YOUR TASK: Give every entry again, unchanged, and leave its images out.

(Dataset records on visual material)
>> Start

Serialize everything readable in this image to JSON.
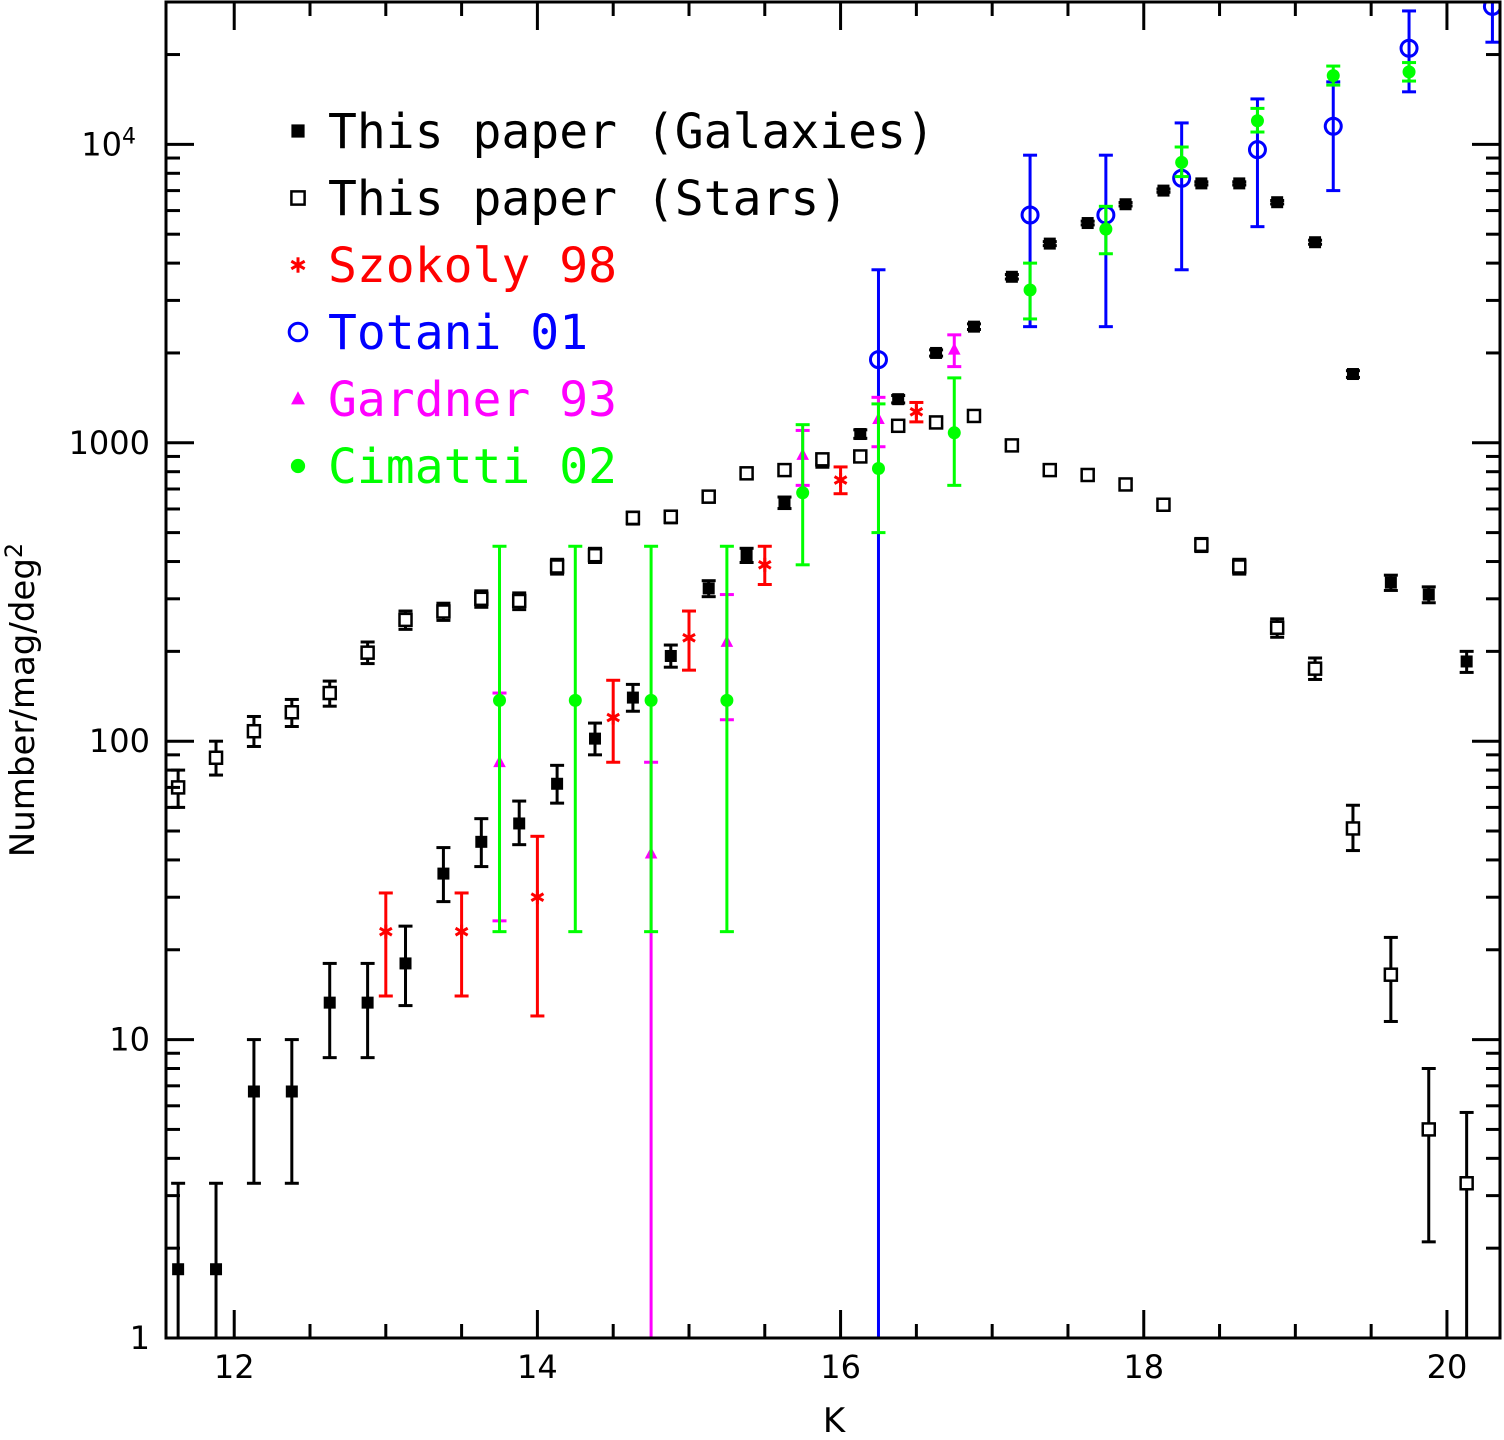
{
  "chart_data": {
    "type": "scatter",
    "title": "",
    "xlabel": "K",
    "ylabel": "Number/mag/deg",
    "ylabel_sup": "2",
    "xscale": "linear",
    "yscale": "log",
    "xlim": [
      11.55,
      20.35
    ],
    "ylim": [
      1,
      30000
    ],
    "xticks": [
      {
        "value": 12,
        "label": "12"
      },
      {
        "value": 14,
        "label": "14"
      },
      {
        "value": 16,
        "label": "16"
      },
      {
        "value": 18,
        "label": "18"
      },
      {
        "value": 20,
        "label": "20"
      }
    ],
    "yticks": [
      {
        "value": 1,
        "label": "1"
      },
      {
        "value": 10,
        "label": "10"
      },
      {
        "value": 100,
        "label": "100"
      },
      {
        "value": 1000,
        "label": "1000"
      },
      {
        "value": 10000,
        "label": "10",
        "sup": "4"
      }
    ],
    "legend_position": "top-left",
    "series": [
      {
        "name": "This paper (Galaxies)",
        "color": "#000000",
        "marker": "filled-square",
        "points": [
          [
            11.63,
            1.7,
            1.0,
            3.3
          ],
          [
            11.88,
            1.7,
            1.0,
            3.3
          ],
          [
            12.13,
            6.7,
            3.3,
            10
          ],
          [
            12.38,
            6.7,
            3.3,
            10
          ],
          [
            12.63,
            13.3,
            8.7,
            18
          ],
          [
            12.88,
            13.3,
            8.7,
            18
          ],
          [
            13.13,
            18,
            13,
            24
          ],
          [
            13.38,
            36,
            29,
            44
          ],
          [
            13.63,
            46,
            38,
            55
          ],
          [
            13.88,
            53,
            45,
            63
          ],
          [
            14.13,
            72,
            62,
            83
          ],
          [
            14.38,
            102,
            90,
            115
          ],
          [
            14.63,
            140,
            126,
            155
          ],
          [
            14.88,
            193,
            177,
            210
          ],
          [
            15.13,
            325,
            305,
            345
          ],
          [
            15.38,
            420,
            397,
            443
          ],
          [
            15.63,
            630,
            602,
            658
          ],
          [
            15.88,
            860,
            828,
            892
          ],
          [
            16.13,
            1070,
            1035,
            1105
          ],
          [
            16.38,
            1400,
            1360,
            1440
          ],
          [
            16.63,
            2000,
            1952,
            2048
          ],
          [
            16.88,
            2450,
            2397,
            2503
          ],
          [
            17.13,
            3600,
            3537,
            3663
          ],
          [
            17.38,
            4650,
            4578,
            4722
          ],
          [
            17.63,
            5450,
            5372,
            5528
          ],
          [
            17.88,
            6300,
            6216,
            6384
          ],
          [
            18.13,
            7000,
            6911,
            7089
          ],
          [
            18.38,
            7400,
            7308,
            7492
          ],
          [
            18.63,
            7400,
            7308,
            7492
          ],
          [
            18.88,
            6400,
            6315,
            6485
          ],
          [
            19.13,
            4700,
            4627,
            4773
          ],
          [
            19.38,
            1700,
            1656,
            1744
          ],
          [
            19.63,
            340,
            320,
            360
          ],
          [
            19.88,
            310,
            291,
            329
          ],
          [
            20.13,
            185,
            170,
            200
          ]
        ]
      },
      {
        "name": "This paper (Stars)",
        "color": "#000000",
        "marker": "open-square",
        "points": [
          [
            11.63,
            70,
            60,
            80
          ],
          [
            11.88,
            88,
            77,
            100
          ],
          [
            12.13,
            108,
            96,
            121
          ],
          [
            12.38,
            125,
            112,
            138
          ],
          [
            12.63,
            145,
            131,
            159
          ],
          [
            12.88,
            198,
            182,
            215
          ],
          [
            13.13,
            255,
            237,
            273
          ],
          [
            13.38,
            272,
            254,
            290
          ],
          [
            13.63,
            300,
            281,
            319
          ],
          [
            13.88,
            295,
            276,
            314
          ],
          [
            14.13,
            385,
            363,
            407
          ],
          [
            14.38,
            420,
            397,
            443
          ],
          [
            14.63,
            560,
            534,
            586
          ],
          [
            14.88,
            565,
            539,
            591
          ],
          [
            15.13,
            660,
            632,
            688
          ],
          [
            15.38,
            790,
            760,
            820
          ],
          [
            15.63,
            810,
            779,
            841
          ],
          [
            15.88,
            880,
            848,
            912
          ],
          [
            16.13,
            900,
            867,
            933
          ],
          [
            16.38,
            1140,
            1104,
            1176
          ],
          [
            16.63,
            1170,
            1134,
            1206
          ],
          [
            16.88,
            1230,
            1193,
            1267
          ],
          [
            17.13,
            980,
            947,
            1013
          ],
          [
            17.38,
            810,
            779,
            841
          ],
          [
            17.63,
            780,
            750,
            810
          ],
          [
            17.88,
            725,
            696,
            754
          ],
          [
            18.13,
            620,
            593,
            647
          ],
          [
            18.38,
            455,
            432,
            478
          ],
          [
            18.63,
            385,
            363,
            407
          ],
          [
            18.88,
            240,
            223,
            257
          ],
          [
            19.13,
            175,
            161,
            190
          ],
          [
            19.38,
            51,
            43,
            61
          ],
          [
            19.63,
            16.5,
            11.5,
            22
          ],
          [
            19.88,
            5.0,
            2.1,
            8.0
          ],
          [
            20.13,
            3.3,
            1.0,
            5.7
          ]
        ]
      },
      {
        "name": "Szokoly 98",
        "color": "#ff0000",
        "marker": "asterisk",
        "points": [
          [
            13.0,
            23,
            14,
            31
          ],
          [
            13.5,
            23,
            14,
            31
          ],
          [
            14.0,
            30,
            12,
            48
          ],
          [
            14.5,
            120,
            85,
            160
          ],
          [
            15.0,
            222,
            173,
            273
          ],
          [
            15.5,
            390,
            335,
            450
          ],
          [
            16.0,
            750,
            675,
            830
          ],
          [
            16.5,
            1270,
            1175,
            1365
          ]
        ]
      },
      {
        "name": "Totani 01",
        "color": "#0000ff",
        "marker": "open-circle",
        "points": [
          [
            16.25,
            1900,
            1,
            3800
          ],
          [
            17.25,
            5800,
            2450,
            9200
          ],
          [
            17.75,
            5800,
            2450,
            9200
          ],
          [
            18.25,
            7700,
            3800,
            11800
          ],
          [
            18.75,
            9600,
            5300,
            14200
          ],
          [
            19.25,
            11500,
            7000,
            16200
          ],
          [
            19.75,
            21000,
            15000,
            28000
          ],
          [
            20.3,
            29000,
            22000,
            38000
          ]
        ]
      },
      {
        "name": "Gardner 93",
        "color": "#ff00ff",
        "marker": "filled-triangle",
        "points": [
          [
            13.75,
            85,
            25,
            145
          ],
          [
            14.75,
            42,
            1,
            85
          ],
          [
            15.25,
            215,
            118,
            310
          ],
          [
            15.75,
            910,
            720,
            1100
          ],
          [
            16.25,
            1200,
            970,
            1420
          ],
          [
            16.75,
            2050,
            1800,
            2300
          ]
        ]
      },
      {
        "name": "Cimatti 02",
        "color": "#00ff00",
        "marker": "filled-circle",
        "points": [
          [
            13.75,
            137,
            23,
            450
          ],
          [
            14.25,
            137,
            23,
            450
          ],
          [
            14.75,
            137,
            23,
            450
          ],
          [
            15.25,
            137,
            23,
            450
          ],
          [
            15.75,
            680,
            390,
            1150
          ],
          [
            16.25,
            820,
            500,
            1350
          ],
          [
            16.75,
            1080,
            720,
            1650
          ],
          [
            17.25,
            3250,
            2600,
            4000
          ],
          [
            17.75,
            5200,
            4300,
            6200
          ],
          [
            18.25,
            8700,
            7800,
            9800
          ],
          [
            18.75,
            12000,
            11000,
            13200
          ],
          [
            19.25,
            17000,
            15800,
            18300
          ],
          [
            19.75,
            17500,
            16300,
            18800
          ]
        ]
      }
    ]
  }
}
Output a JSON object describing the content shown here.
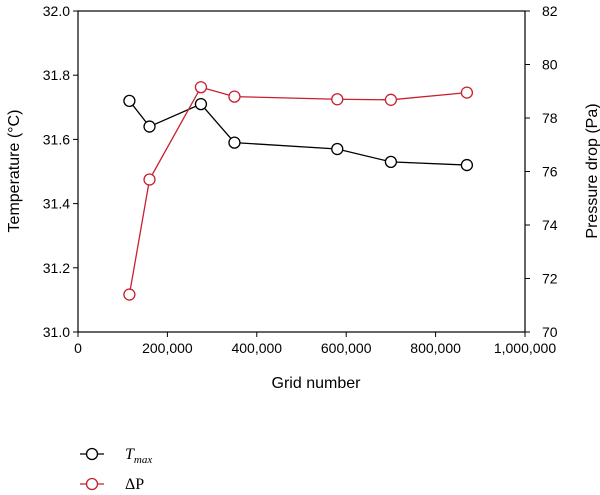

>> End

REPLY:
Serialize everything readable in this image to JSON.
{
  "chart_data": {
    "type": "scatter",
    "title": "",
    "xlabel": "K",
    "ylabel": "Number/mag/deg",
    "ylabel_sup": "2",
    "xscale": "linear",
    "yscale": "log",
    "xlim": [
      11.55,
      20.35
    ],
    "ylim": [
      1,
      30000
    ],
    "xticks": [
      {
        "value": 12,
        "label": "12"
      },
      {
        "value": 14,
        "label": "14"
      },
      {
        "value": 16,
        "label": "16"
      },
      {
        "value": 18,
        "label": "18"
      },
      {
        "value": 20,
        "label": "20"
      }
    ],
    "yticks": [
      {
        "value": 1,
        "label": "1"
      },
      {
        "value": 10,
        "label": "10"
      },
      {
        "value": 100,
        "label": "100"
      },
      {
        "value": 1000,
        "label": "1000"
      },
      {
        "value": 10000,
        "label": "10",
        "sup": "4"
      }
    ],
    "legend_position": "top-left",
    "series": [
      {
        "name": "This paper (Galaxies)",
        "color": "#000000",
        "marker": "filled-square",
        "points": [
          [
            11.63,
            1.7,
            1.0,
            3.3
          ],
          [
            11.88,
            1.7,
            1.0,
            3.3
          ],
          [
            12.13,
            6.7,
            3.3,
            10
          ],
          [
            12.38,
            6.7,
            3.3,
            10
          ],
          [
            12.63,
            13.3,
            8.7,
            18
          ],
          [
            12.88,
            13.3,
            8.7,
            18
          ],
          [
            13.13,
            18,
            13,
            24
          ],
          [
            13.38,
            36,
            29,
            44
          ],
          [
            13.63,
            46,
            38,
            55
          ],
          [
            13.88,
            53,
            45,
            63
          ],
          [
            14.13,
            72,
            62,
            83
          ],
          [
            14.38,
            102,
            90,
            115
          ],
          [
            14.63,
            140,
            126,
            155
          ],
          [
            14.88,
            193,
            177,
            210
          ],
          [
            15.13,
            325,
            305,
            345
          ],
          [
            15.38,
            420,
            397,
            443
          ],
          [
            15.63,
            630,
            602,
            658
          ],
          [
            15.88,
            860,
            828,
            892
          ],
          [
            16.13,
            1070,
            1035,
            1105
          ],
          [
            16.38,
            1400,
            1360,
            1440
          ],
          [
            16.63,
            2000,
            1952,
            2048
          ],
          [
            16.88,
            2450,
            2397,
            2503
          ],
          [
            17.13,
            3600,
            3537,
            3663
          ],
          [
            17.38,
            4650,
            4578,
            4722
          ],
          [
            17.63,
            5450,
            5372,
            5528
          ],
          [
            17.88,
            6300,
            6216,
            6384
          ],
          [
            18.13,
            7000,
            6911,
            7089
          ],
          [
            18.38,
            7400,
            7308,
            7492
          ],
          [
            18.63,
            7400,
            7308,
            7492
          ],
          [
            18.88,
            6400,
            6315,
            6485
          ],
          [
            19.13,
            4700,
            4627,
            4773
          ],
          [
            19.38,
            1700,
            1656,
            1744
          ],
          [
            19.63,
            340,
            320,
            360
          ],
          [
            19.88,
            310,
            291,
            329
          ],
          [
            20.13,
            185,
            170,
            200
          ]
        ]
      },
      {
        "name": "This paper (Stars)",
        "color": "#000000",
        "marker": "open-square",
        "points": [
          [
            11.63,
            70,
            60,
            80
          ],
          [
            11.88,
            88,
            77,
            100
          ],
          [
            12.13,
            108,
            96,
            121
          ],
          [
            12.38,
            125,
            112,
            138
          ],
          [
            12.63,
            145,
            131,
            159
          ],
          [
            12.88,
            198,
            182,
            215
          ],
          [
            13.13,
            255,
            237,
            273
          ],
          [
            13.38,
            272,
            254,
            290
          ],
          [
            13.63,
            300,
            281,
            319
          ],
          [
            13.88,
            295,
            276,
            314
          ],
          [
            14.13,
            385,
            363,
            407
          ],
          [
            14.38,
            420,
            397,
            443
          ],
          [
            14.63,
            560,
            534,
            586
          ],
          [
            14.88,
            565,
            539,
            591
          ],
          [
            15.13,
            660,
            632,
            688
          ],
          [
            15.38,
            790,
            760,
            820
          ],
          [
            15.63,
            810,
            779,
            841
          ],
          [
            15.88,
            880,
            848,
            912
          ],
          [
            16.13,
            900,
            867,
            933
          ],
          [
            16.38,
            1140,
            1104,
            1176
          ],
          [
            16.63,
            1170,
            1134,
            1206
          ],
          [
            16.88,
            1230,
            1193,
            1267
          ],
          [
            17.13,
            980,
            947,
            1013
          ],
          [
            17.38,
            810,
            779,
            841
          ],
          [
            17.63,
            780,
            750,
            810
          ],
          [
            17.88,
            725,
            696,
            754
          ],
          [
            18.13,
            620,
            593,
            647
          ],
          [
            18.38,
            455,
            432,
            478
          ],
          [
            18.63,
            385,
            363,
            407
          ],
          [
            18.88,
            240,
            223,
            257
          ],
          [
            19.13,
            175,
            161,
            190
          ],
          [
            19.38,
            51,
            43,
            61
          ],
          [
            19.63,
            16.5,
            11.5,
            22
          ],
          [
            19.88,
            5.0,
            2.1,
            8.0
          ],
          [
            20.13,
            3.3,
            1.0,
            5.7
          ]
        ]
      },
      {
        "name": "Szokoly 98",
        "color": "#ff0000",
        "marker": "asterisk",
        "points": [
          [
            13.0,
            23,
            14,
            31
          ],
          [
            13.5,
            23,
            14,
            31
          ],
          [
            14.0,
            30,
            12,
            48
          ],
          [
            14.5,
            120,
            85,
            160
          ],
          [
            15.0,
            222,
            173,
            273
          ],
          [
            15.5,
            390,
            335,
            450
          ],
          [
            16.0,
            750,
            675,
            830
          ],
          [
            16.5,
            1270,
            1175,
            1365
          ]
        ]
      },
      {
        "name": "Totani 01",
        "color": "#0000ff",
        "marker": "open-circle",
        "points": [
          [
            16.25,
            1900,
            1,
            3800
          ],
          [
            17.25,
            5800,
            2450,
            9200
          ],
          [
            17.75,
            5800,
            2450,
            9200
          ],
          [
            18.25,
            7700,
            3800,
            11800
          ],
          [
            18.75,
            9600,
            5300,
            14200
          ],
          [
            19.25,
            11500,
            7000,
            16200
          ],
          [
            19.75,
            21000,
            15000,
            28000
          ],
          [
            20.3,
            29000,
            22000,
            38000
          ]
        ]
      },
      {
        "name": "Gardner 93",
        "color": "#ff00ff",
        "marker": "filled-triangle",
        "points": [
          [
            13.75,
            85,
            25,
            145
          ],
          [
            14.75,
            42,
            1,
            85
          ],
          [
            15.25,
            215,
            118,
            310
          ],
          [
            15.75,
            910,
            720,
            1100
          ],
          [
            16.25,
            1200,
            970,
            1420
          ],
          [
            16.75,
            2050,
            1800,
            2300
          ]
        ]
      },
      {
        "name": "Cimatti 02",
        "color": "#00ff00",
        "marker": "filled-circle",
        "points": [
          [
            13.75,
            137,
            23,
            450
          ],
          [
            14.25,
            137,
            23,
            450
          ],
          [
            14.75,
            137,
            23,
            450
          ],
          [
            15.25,
            137,
            23,
            450
          ],
          [
            15.75,
            680,
            390,
            1150
          ],
          [
            16.25,
            820,
            500,
            1350
          ],
          [
            16.75,
            1080,
            720,
            1650
          ],
          [
            17.25,
            3250,
            2600,
            4000
          ],
          [
            17.75,
            5200,
            4300,
            6200
          ],
          [
            18.25,
            8700,
            7800,
            9800
          ],
          [
            18.75,
            12000,
            11000,
            13200
          ],
          [
            19.25,
            17000,
            15800,
            18300
          ],
          [
            19.75,
            17500,
            16300,
            18800
          ]
        ]
      }
    ]
  }
}
Output a JSON object describing the content shown here.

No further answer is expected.